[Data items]
Begin

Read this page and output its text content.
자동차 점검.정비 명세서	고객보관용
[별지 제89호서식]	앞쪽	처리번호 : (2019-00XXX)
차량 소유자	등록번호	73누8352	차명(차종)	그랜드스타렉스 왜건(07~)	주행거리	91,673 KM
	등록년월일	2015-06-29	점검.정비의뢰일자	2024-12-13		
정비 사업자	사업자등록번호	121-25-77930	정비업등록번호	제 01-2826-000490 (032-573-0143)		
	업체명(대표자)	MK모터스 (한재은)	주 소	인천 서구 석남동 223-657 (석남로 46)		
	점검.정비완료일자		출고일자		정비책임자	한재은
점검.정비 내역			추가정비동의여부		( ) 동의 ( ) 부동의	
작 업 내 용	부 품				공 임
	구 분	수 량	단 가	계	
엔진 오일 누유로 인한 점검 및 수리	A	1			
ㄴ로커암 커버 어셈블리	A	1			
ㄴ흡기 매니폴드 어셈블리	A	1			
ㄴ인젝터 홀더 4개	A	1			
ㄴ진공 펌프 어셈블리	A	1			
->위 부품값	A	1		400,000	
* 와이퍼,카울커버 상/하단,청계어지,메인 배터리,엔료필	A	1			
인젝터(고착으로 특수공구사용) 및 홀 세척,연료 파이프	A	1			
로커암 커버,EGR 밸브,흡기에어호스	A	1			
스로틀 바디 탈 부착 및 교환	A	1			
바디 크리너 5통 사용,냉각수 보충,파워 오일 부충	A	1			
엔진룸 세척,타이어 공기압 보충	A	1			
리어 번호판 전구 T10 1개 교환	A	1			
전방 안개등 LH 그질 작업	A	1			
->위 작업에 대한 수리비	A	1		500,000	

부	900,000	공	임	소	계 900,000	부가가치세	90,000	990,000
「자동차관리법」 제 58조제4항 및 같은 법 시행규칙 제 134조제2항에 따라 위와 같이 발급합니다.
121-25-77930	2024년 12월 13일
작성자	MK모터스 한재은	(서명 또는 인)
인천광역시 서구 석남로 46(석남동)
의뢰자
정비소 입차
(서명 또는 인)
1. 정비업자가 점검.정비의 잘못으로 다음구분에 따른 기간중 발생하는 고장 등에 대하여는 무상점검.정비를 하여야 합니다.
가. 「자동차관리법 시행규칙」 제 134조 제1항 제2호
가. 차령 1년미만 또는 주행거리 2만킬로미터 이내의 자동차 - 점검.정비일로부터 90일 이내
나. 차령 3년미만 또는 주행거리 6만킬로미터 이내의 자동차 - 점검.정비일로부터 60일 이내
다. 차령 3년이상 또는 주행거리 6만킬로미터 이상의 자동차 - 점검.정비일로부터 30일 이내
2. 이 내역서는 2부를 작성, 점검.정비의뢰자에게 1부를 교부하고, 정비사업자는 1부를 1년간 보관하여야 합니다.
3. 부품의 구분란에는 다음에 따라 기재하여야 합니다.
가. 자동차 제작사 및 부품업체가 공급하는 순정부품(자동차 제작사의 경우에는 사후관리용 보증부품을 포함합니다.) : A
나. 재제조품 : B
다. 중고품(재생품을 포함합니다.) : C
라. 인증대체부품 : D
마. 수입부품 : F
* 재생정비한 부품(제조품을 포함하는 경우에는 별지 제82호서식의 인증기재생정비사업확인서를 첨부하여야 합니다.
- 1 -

End

__Task instructions__: Filter the data, keeping only the lines that contain "시행규칙".

__The reply__:
「자동차관리법」 제 58조제4항 및 같은 법 시행규칙 제 134조제2항에 따라 위와 같이 발급합니다.
가. 「자동차관리법 시행규칙」 제 134조 제1항 제2호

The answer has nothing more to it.